··· WORKING DATA

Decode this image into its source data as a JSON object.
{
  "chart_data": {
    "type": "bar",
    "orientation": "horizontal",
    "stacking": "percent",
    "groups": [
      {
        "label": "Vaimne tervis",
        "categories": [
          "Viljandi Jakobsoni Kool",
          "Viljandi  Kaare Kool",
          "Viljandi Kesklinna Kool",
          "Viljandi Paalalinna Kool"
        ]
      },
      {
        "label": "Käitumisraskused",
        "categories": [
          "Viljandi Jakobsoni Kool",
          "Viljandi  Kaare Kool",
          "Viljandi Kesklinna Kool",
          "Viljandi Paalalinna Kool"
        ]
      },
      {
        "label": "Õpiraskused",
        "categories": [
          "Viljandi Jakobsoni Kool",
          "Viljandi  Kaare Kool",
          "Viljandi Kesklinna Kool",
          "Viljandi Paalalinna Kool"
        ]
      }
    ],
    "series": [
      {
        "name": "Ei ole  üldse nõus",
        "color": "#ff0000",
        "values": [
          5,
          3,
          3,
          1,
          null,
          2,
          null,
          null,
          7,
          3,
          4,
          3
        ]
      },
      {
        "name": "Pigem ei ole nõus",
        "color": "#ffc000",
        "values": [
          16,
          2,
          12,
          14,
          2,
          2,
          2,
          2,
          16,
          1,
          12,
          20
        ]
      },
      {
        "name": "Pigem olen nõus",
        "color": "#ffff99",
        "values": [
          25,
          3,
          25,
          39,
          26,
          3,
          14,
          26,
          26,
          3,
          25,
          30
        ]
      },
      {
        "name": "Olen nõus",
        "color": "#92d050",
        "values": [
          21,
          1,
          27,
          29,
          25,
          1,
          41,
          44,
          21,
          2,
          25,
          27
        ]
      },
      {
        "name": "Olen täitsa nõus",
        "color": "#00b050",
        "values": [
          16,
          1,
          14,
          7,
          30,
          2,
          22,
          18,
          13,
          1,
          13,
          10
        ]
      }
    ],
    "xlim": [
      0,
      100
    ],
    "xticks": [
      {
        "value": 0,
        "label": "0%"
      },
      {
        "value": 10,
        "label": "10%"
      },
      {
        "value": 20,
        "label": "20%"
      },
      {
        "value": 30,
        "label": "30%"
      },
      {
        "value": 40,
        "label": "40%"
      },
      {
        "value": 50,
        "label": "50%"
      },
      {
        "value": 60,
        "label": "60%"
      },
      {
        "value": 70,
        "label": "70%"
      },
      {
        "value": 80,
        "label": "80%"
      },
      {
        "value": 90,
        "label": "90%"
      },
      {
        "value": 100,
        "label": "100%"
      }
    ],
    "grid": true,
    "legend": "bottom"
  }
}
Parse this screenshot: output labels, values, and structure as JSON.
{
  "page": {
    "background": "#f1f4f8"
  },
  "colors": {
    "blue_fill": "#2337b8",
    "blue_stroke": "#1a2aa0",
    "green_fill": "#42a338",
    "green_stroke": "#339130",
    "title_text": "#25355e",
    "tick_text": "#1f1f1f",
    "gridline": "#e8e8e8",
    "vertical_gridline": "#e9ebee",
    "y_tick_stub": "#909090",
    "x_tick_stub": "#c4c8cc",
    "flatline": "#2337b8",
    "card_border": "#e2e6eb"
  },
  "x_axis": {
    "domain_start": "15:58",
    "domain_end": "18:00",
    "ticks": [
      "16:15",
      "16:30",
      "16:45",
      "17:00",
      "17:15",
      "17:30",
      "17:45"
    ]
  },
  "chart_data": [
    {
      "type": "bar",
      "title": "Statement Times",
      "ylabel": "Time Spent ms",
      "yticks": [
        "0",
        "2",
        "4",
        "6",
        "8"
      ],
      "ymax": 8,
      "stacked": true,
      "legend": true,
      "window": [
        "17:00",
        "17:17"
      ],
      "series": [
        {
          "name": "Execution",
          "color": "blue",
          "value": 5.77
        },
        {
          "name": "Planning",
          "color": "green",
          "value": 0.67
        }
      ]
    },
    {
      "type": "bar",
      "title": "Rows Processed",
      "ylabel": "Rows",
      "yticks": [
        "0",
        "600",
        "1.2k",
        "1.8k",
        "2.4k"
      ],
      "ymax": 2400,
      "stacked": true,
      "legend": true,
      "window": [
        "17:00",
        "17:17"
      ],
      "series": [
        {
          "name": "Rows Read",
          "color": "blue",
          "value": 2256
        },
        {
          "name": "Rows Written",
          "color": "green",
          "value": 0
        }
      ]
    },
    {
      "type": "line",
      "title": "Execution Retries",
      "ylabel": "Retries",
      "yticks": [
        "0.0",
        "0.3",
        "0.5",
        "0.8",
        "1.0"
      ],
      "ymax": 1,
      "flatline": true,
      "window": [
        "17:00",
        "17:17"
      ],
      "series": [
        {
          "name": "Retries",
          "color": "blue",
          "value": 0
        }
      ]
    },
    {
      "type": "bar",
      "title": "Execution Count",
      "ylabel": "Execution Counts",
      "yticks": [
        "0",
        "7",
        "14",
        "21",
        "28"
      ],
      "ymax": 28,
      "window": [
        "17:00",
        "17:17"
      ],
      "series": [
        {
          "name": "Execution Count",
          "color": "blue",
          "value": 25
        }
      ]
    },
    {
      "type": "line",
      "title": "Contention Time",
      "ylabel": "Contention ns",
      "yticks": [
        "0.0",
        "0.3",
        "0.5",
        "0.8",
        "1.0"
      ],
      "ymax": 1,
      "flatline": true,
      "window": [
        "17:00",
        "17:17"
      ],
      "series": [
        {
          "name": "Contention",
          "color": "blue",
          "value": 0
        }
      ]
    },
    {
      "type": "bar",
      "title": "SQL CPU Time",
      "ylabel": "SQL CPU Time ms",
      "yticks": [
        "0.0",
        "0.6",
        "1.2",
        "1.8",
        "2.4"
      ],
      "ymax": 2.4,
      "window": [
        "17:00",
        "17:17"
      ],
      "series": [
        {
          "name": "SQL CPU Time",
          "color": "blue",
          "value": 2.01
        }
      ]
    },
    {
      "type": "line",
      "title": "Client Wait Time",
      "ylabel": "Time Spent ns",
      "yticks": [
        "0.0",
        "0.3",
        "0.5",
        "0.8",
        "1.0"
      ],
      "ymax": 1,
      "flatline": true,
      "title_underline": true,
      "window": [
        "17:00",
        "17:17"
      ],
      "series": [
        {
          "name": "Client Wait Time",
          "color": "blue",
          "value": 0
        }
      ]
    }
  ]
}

······

*JOB*
Determine how many lines of this listing contain "Client", and give only the number.

*IN RESPONSE*
2